• Task statement: In the data, rewrite the stretch from the line containing "contour-label: 72 [144, 89, 167, 111]" through the line containing "contour-line [78, 178, 309, 432]", replacing "precip-patch" with "precipitation-patch" and keeping everything else unchanged. Return only those lines.

:: Input rows

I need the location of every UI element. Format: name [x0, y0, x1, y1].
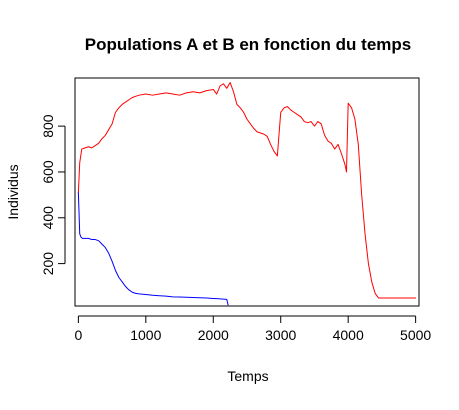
chart-title: Populations A et B en fonction du temps [85, 35, 411, 54]
x-axis: 0 1000 2000 3000 4000 5000 [74, 315, 431, 343]
x-tick-label: 4000 [333, 327, 364, 343]
y-tick-label: 800 [40, 114, 56, 138]
x-tick-label: 2000 [198, 327, 229, 343]
series-line-2 [77, 192, 229, 306]
x-tick-label: 0 [74, 327, 82, 343]
x-tick-label: 3000 [265, 327, 296, 343]
series-layer [77, 82, 417, 306]
y-tick-label: 400 [40, 206, 56, 230]
plot-frame [74, 77, 420, 307]
y-axis: 200 400 600 800 [40, 114, 66, 276]
y-tick-label: 600 [40, 160, 56, 184]
y-tick-label: 200 [40, 252, 56, 276]
y-axis-label: Individus [5, 164, 21, 219]
x-axis-label: Temps [227, 368, 268, 384]
x-tick-label: 1000 [130, 327, 161, 343]
x-tick-label: 5000 [400, 327, 431, 343]
series-line-1 [77, 82, 417, 299]
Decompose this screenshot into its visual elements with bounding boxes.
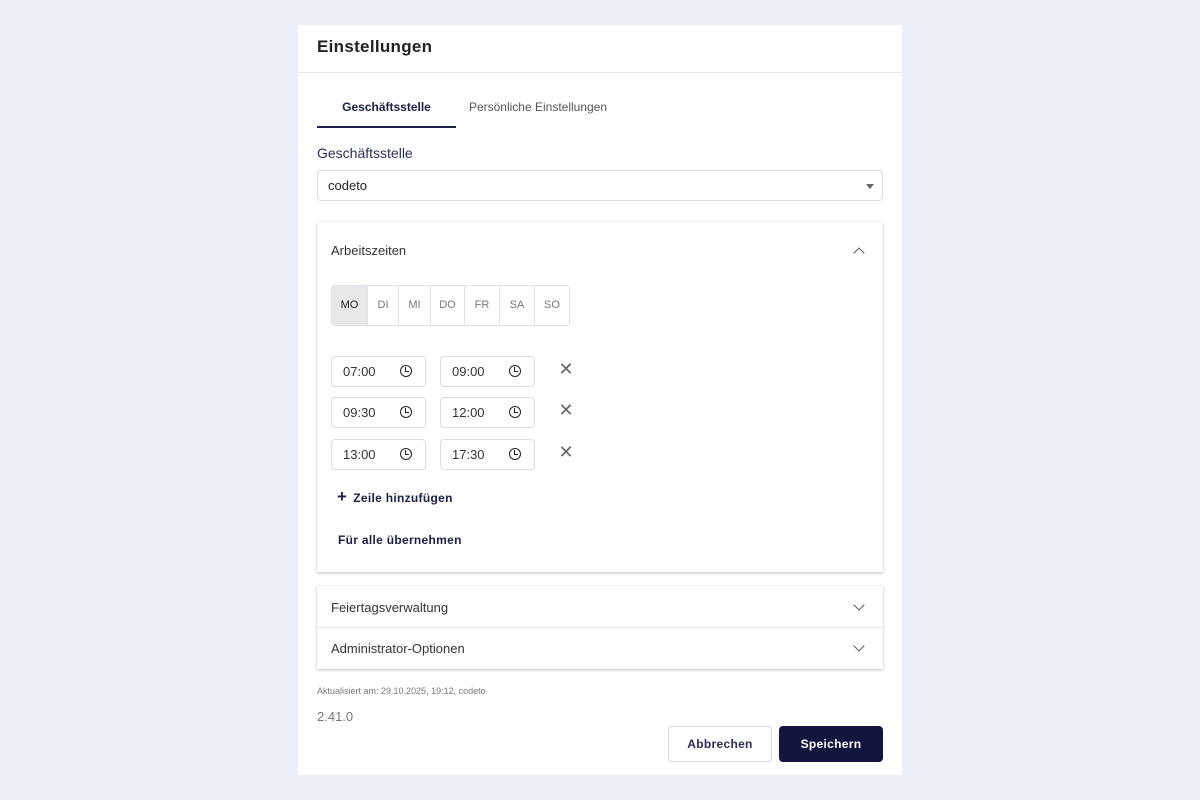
updated-info: Aktualisiert am: 29.10.2025, 19:12, code… xyxy=(317,686,486,696)
working-hours-panel: Arbeitszeiten MO DI MI DO FR SA SO 07:00… xyxy=(317,222,883,572)
clock-icon[interactable] xyxy=(400,406,412,418)
day-mo[interactable]: MO xyxy=(332,286,368,325)
day-do[interactable]: DO xyxy=(431,286,465,325)
clock-icon[interactable] xyxy=(509,365,521,377)
day-di[interactable]: DI xyxy=(368,286,399,325)
collapsed-sections: Feiertagsverwaltung Administrator-Option… xyxy=(317,586,883,669)
tab-geschaeftsstelle[interactable]: Geschäftsstelle xyxy=(317,100,456,128)
end-time-value: 12:00 xyxy=(452,405,485,420)
section-divider xyxy=(317,627,883,628)
remove-row-close-icon[interactable]: ✕ xyxy=(558,400,574,420)
day-sa[interactable]: SA xyxy=(500,286,535,325)
clock-icon[interactable] xyxy=(400,448,412,460)
clock-icon[interactable] xyxy=(509,406,521,418)
dialog-title: Einstellungen xyxy=(317,37,433,56)
day-mi[interactable]: MI xyxy=(399,286,431,325)
clock-icon[interactable] xyxy=(509,448,521,460)
plus-icon: + xyxy=(337,487,348,506)
remove-row-close-icon[interactable]: ✕ xyxy=(558,442,574,462)
office-select[interactable]: codeto xyxy=(317,170,883,201)
day-so[interactable]: SO xyxy=(544,299,560,311)
day-selector: MO DI MI DO FR SA SO xyxy=(331,285,570,326)
holiday-section-header[interactable]: Feiertagsverwaltung xyxy=(317,586,883,627)
chevron-down-icon xyxy=(853,599,865,611)
end-time-value: 17:30 xyxy=(452,447,485,462)
chevron-down-icon xyxy=(853,640,865,652)
clock-icon[interactable] xyxy=(400,365,412,377)
admin-section-title: Administrator-Optionen xyxy=(331,641,465,656)
settings-dialog: Einstellungen Geschäftsstelle Persönlich… xyxy=(298,25,902,775)
working-hours-header[interactable]: Arbeitszeiten xyxy=(331,243,407,258)
start-time-value: 09:30 xyxy=(343,405,376,420)
end-time-input[interactable]: 09:00 xyxy=(440,356,535,387)
end-time-input[interactable]: 12:00 xyxy=(440,397,535,428)
cancel-button[interactable]: Abbrechen xyxy=(668,726,772,762)
save-button[interactable]: Speichern xyxy=(779,726,883,762)
office-select-value: codeto xyxy=(328,178,368,193)
version-label: 2.41.0 xyxy=(317,709,354,724)
add-row-label: Zeile hinzufügen xyxy=(353,491,453,505)
header-divider xyxy=(298,72,902,73)
end-time-value: 09:00 xyxy=(452,364,485,379)
start-time-value: 13:00 xyxy=(343,447,376,462)
office-label: Geschäftsstelle xyxy=(317,145,413,161)
holiday-section-title: Feiertagsverwaltung xyxy=(331,600,449,615)
apply-all-button[interactable]: Für alle übernehmen xyxy=(338,533,462,547)
day-fr[interactable]: FR xyxy=(465,286,500,325)
chevron-up-icon[interactable] xyxy=(853,247,865,259)
remove-row-close-icon[interactable]: ✕ xyxy=(558,359,574,379)
admin-section-header[interactable]: Administrator-Optionen xyxy=(317,628,883,669)
start-time-input[interactable]: 13:00 xyxy=(331,439,426,470)
start-time-input[interactable]: 09:30 xyxy=(331,397,426,428)
tab-persoenliche-einstellungen[interactable]: Persönliche Einstellungen xyxy=(468,100,608,114)
start-time-input[interactable]: 07:00 xyxy=(331,356,426,387)
start-time-value: 07:00 xyxy=(343,364,376,379)
add-row-button[interactable]: + Zeile hinzufügen xyxy=(337,487,453,507)
end-time-input[interactable]: 17:30 xyxy=(440,439,535,470)
dropdown-caret-icon xyxy=(866,184,874,189)
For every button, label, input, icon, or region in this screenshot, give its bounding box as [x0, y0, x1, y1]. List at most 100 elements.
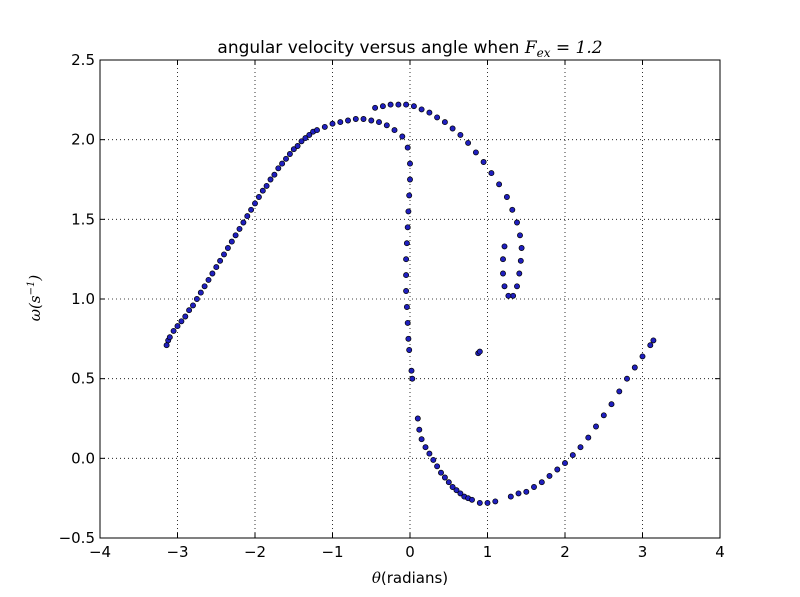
data-point: [496, 181, 503, 188]
data-point: [403, 272, 410, 279]
data-point: [488, 170, 495, 177]
data-point: [509, 206, 516, 213]
data-point: [457, 490, 464, 497]
data-point: [255, 194, 262, 200]
data-point: [624, 375, 630, 382]
data-point: [465, 139, 472, 146]
data-point: [449, 484, 456, 490]
data-point: [593, 423, 599, 430]
data-point: [224, 245, 231, 251]
data-point: [426, 109, 433, 116]
data-point: [271, 171, 278, 178]
data-point: [403, 288, 410, 294]
data-point: [418, 106, 425, 113]
x-tick-label: 1: [483, 543, 493, 561]
data-point: [391, 127, 398, 134]
data-point: [514, 219, 520, 226]
data-point: [457, 131, 464, 138]
data-point: [166, 334, 173, 341]
data-point: [441, 474, 448, 481]
data-point: [217, 257, 224, 264]
data-point: [372, 104, 379, 111]
data-point: [585, 434, 592, 441]
data-point: [616, 388, 623, 395]
data-point: [405, 208, 412, 215]
data-point: [406, 347, 413, 353]
data-point: [221, 251, 227, 258]
data-point: [404, 224, 411, 231]
data-point: [514, 283, 520, 290]
data-point: [337, 119, 344, 126]
data-point: [562, 460, 568, 467]
data-point: [434, 114, 441, 121]
data-point: [290, 146, 297, 153]
data-point: [639, 353, 646, 360]
data-point: [484, 499, 491, 506]
data-point: [298, 138, 305, 145]
data-point: [523, 488, 530, 495]
data-point: [267, 176, 274, 183]
data-point: [193, 296, 200, 302]
data-point: [306, 131, 313, 138]
data-point: [554, 466, 561, 473]
data-point: [507, 493, 514, 500]
data-point: [403, 240, 410, 247]
data-point: [405, 335, 412, 342]
data-point: [531, 484, 537, 490]
data-point: [469, 496, 475, 503]
y-tick-label: 2.5: [71, 51, 95, 69]
data-point: [492, 498, 499, 505]
data-point: [294, 143, 301, 149]
data-point: [501, 283, 508, 290]
data-point: [441, 119, 448, 126]
data-point: [174, 323, 181, 330]
data-point: [252, 200, 258, 207]
data-point: [480, 159, 487, 165]
axis-ticks: −4 −3 −2 −1 0 1 2 3 4 −0.5 0.0 0.5 1.0 1.5 2.0 2.5: [59, 51, 725, 561]
data-point: [516, 270, 523, 277]
data-point: [178, 318, 185, 325]
data-point: [500, 256, 506, 263]
data-point: [404, 319, 411, 326]
data-point: [422, 444, 429, 451]
data-point: [403, 256, 410, 263]
x-tick-label: −4: [89, 543, 111, 561]
x-axis-label: θ(radians): [372, 569, 448, 587]
data-point: [387, 101, 394, 108]
data-point: [426, 450, 433, 457]
data-point: [360, 116, 367, 122]
data-point: [186, 307, 193, 314]
x-tick-label: −1: [321, 543, 343, 561]
data-point: [650, 337, 657, 344]
data-point: [410, 103, 417, 110]
x-tick-label: 3: [638, 543, 648, 561]
data-point: [329, 120, 336, 127]
y-tick-label: −0.5: [59, 529, 95, 547]
data-point: [546, 472, 553, 479]
data-point: [248, 206, 255, 213]
data-point: [430, 456, 437, 463]
data-point: [163, 342, 170, 349]
data-point: [631, 364, 638, 371]
data-point: [416, 426, 423, 433]
data-point: [379, 103, 386, 110]
data-point: [408, 367, 415, 374]
y-tick-label: 1.0: [71, 290, 95, 308]
data-point: [517, 257, 524, 264]
data-point: [403, 101, 410, 108]
data-point: [232, 232, 239, 239]
data-point: [399, 133, 406, 140]
y-tick-label: 2.0: [71, 131, 95, 149]
data-point: [501, 243, 508, 250]
data-point: [201, 283, 208, 290]
data-point: [352, 116, 359, 122]
data-point: [449, 125, 456, 132]
data-point: [406, 192, 413, 199]
data-point: [403, 304, 410, 310]
x-tick-label: −3: [166, 543, 188, 561]
data-point: [476, 499, 483, 506]
data-point: [213, 264, 220, 271]
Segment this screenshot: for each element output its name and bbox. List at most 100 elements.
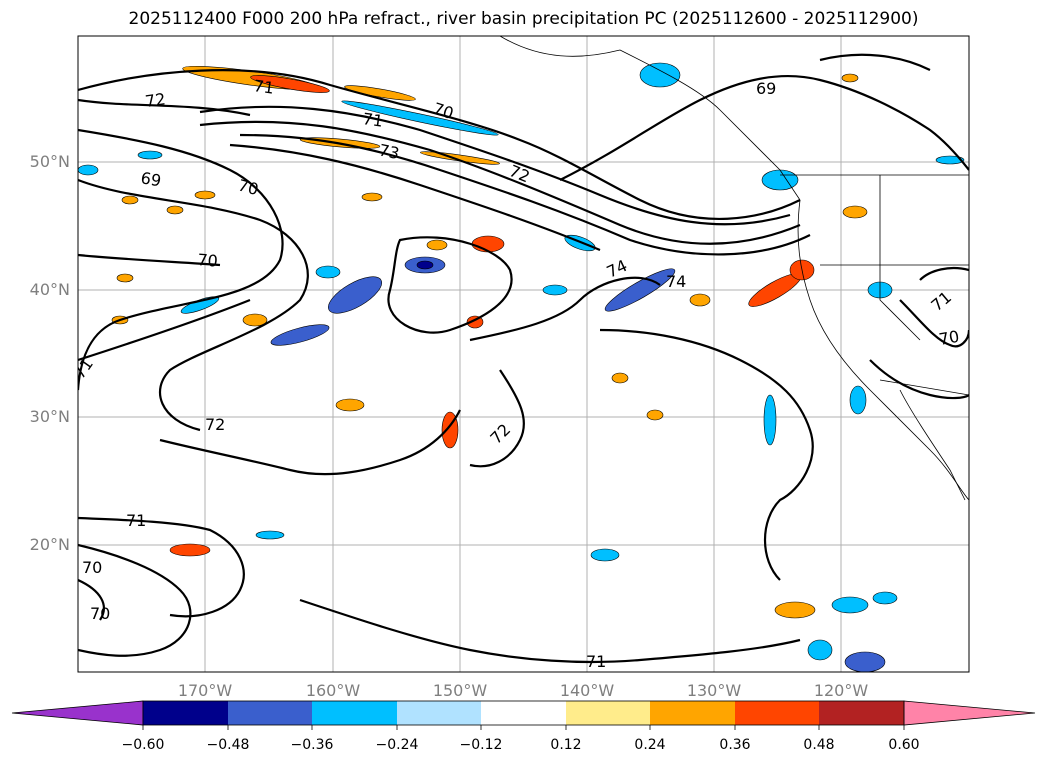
contour-label: 72 [144, 89, 167, 111]
precip-patch [426, 239, 448, 251]
precip-patch [774, 601, 816, 619]
precip-patch [604, 268, 676, 312]
precip-patch [78, 164, 99, 176]
contour-line [78, 128, 284, 391]
precip-patch [315, 265, 341, 279]
contour-line [78, 178, 309, 432]
colorbar-tick-label: 0.48 [803, 737, 835, 753]
lon-label-120w: 120°W [813, 681, 869, 700]
precip-patch [763, 394, 777, 446]
precip-patch [542, 284, 568, 296]
precip-patch [361, 192, 383, 202]
precip-patch [335, 398, 365, 412]
precip-patch [841, 73, 859, 83]
contour-line [78, 543, 192, 657]
precip-patch [121, 195, 139, 205]
contour-label: 71 [586, 652, 606, 671]
colorbar-extend-low [11, 700, 144, 726]
lat-label-50n: 50°N [29, 152, 70, 171]
colorbar-tick-label: −0.36 [290, 737, 334, 753]
precip-patch [270, 324, 330, 346]
map-frame-bg [78, 36, 969, 672]
colorbar-extend-high [903, 700, 1036, 726]
precip-patch [471, 235, 505, 253]
colorbar-tick-label: 0.24 [634, 737, 666, 753]
contour-line [78, 253, 221, 267]
precip-patch [137, 150, 163, 160]
colorbar-tick-label: −0.48 [206, 737, 250, 753]
precip-patch [255, 530, 285, 540]
contour-line [239, 133, 811, 256]
contour-label: 72 [205, 415, 225, 434]
colorbar-bin [735, 701, 819, 725]
contour-label: 69 [139, 168, 162, 190]
contour-line [199, 120, 801, 245]
contour-line [469, 276, 661, 342]
precip-patch [872, 591, 898, 605]
north-america-coast [797, 199, 969, 501]
colorbar-ticks [142, 725, 905, 730]
colorbar-bin [143, 701, 228, 725]
contour-line [869, 359, 969, 400]
refractivity-contours [78, 53, 969, 664]
colorbar-bin [228, 701, 312, 725]
precip-patch [344, 85, 416, 101]
precip-patch [935, 155, 965, 165]
colorbar-frame [142, 700, 905, 726]
precip-patch [166, 205, 184, 215]
contour-line [919, 266, 969, 281]
colorbar-tick-label: 0.60 [888, 737, 920, 753]
precip-patch [831, 596, 869, 614]
colorbar-bin [397, 701, 481, 725]
contour-label: 69 [756, 79, 776, 98]
colorbar-bin [481, 701, 566, 725]
contour-line [199, 105, 791, 226]
map-content: 72 71 70 71 73 72 69 70 70 69 74 74 71 7… [78, 36, 969, 672]
precip-patch [341, 100, 499, 136]
precip-patch [844, 651, 886, 672]
colorbar-tick-label: −0.60 [121, 737, 165, 753]
precip-patch [761, 169, 799, 191]
precip-patch [194, 190, 216, 200]
precip-patch [689, 293, 711, 307]
colorbar-tick-label: −0.12 [459, 737, 503, 753]
contour-line [899, 299, 969, 348]
contour-label: 74 [666, 272, 686, 291]
precip-patch [416, 260, 434, 270]
precip-patch [646, 409, 664, 421]
precip-patch [849, 385, 867, 415]
precip-patch [250, 75, 330, 93]
precip-shading [78, 62, 965, 672]
lat-label-20n: 20°N [29, 535, 70, 554]
contour-line [599, 328, 814, 581]
lat-label-40n: 40°N [29, 280, 70, 299]
contour-line [387, 236, 513, 334]
colorbar-tick-label: −0.24 [375, 737, 419, 753]
contour-label: 70 [937, 327, 960, 349]
mexico-border [879, 379, 969, 396]
colorbar-bin [312, 701, 397, 725]
precip-patch [328, 276, 382, 314]
contour-line [469, 369, 525, 468]
contour-label: 70 [90, 604, 110, 623]
contour-line [559, 74, 969, 181]
lon-label-130w: 130°W [686, 681, 742, 700]
lon-label-160w: 160°W [305, 681, 361, 700]
precip-patch [169, 543, 211, 557]
alaska-coast [499, 36, 801, 201]
lon-label-140w: 140°W [559, 681, 615, 700]
contour-line [229, 143, 601, 252]
contour-line [159, 409, 461, 476]
precip-patch [116, 273, 134, 283]
lon-label-170w: 170°W [177, 681, 233, 700]
baja-coast [899, 389, 966, 501]
contour-line [78, 578, 105, 621]
contour-label: 71 [361, 109, 384, 131]
precip-patch [639, 62, 681, 88]
coastlines [499, 36, 969, 501]
contour-line [78, 69, 801, 220]
state-border [879, 175, 921, 341]
colorbar-bin [650, 701, 735, 725]
contour-label: 71 [126, 511, 146, 530]
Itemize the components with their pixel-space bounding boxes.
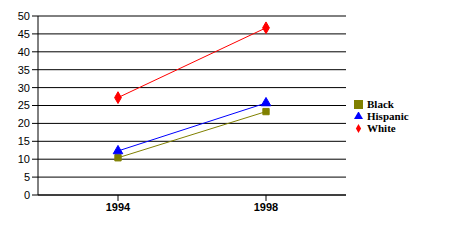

::::

• Task result:
contour-label: 72 [144, 89, 167, 111]
precipitation-patch [426, 239, 448, 251]
precipitation-patch [774, 601, 816, 619]
precipitation-patch [604, 268, 676, 312]
precipitation-patch [78, 164, 99, 176]
contour-line [78, 128, 284, 391]
precipitation-patch [315, 265, 341, 279]
contour-line [78, 178, 309, 432]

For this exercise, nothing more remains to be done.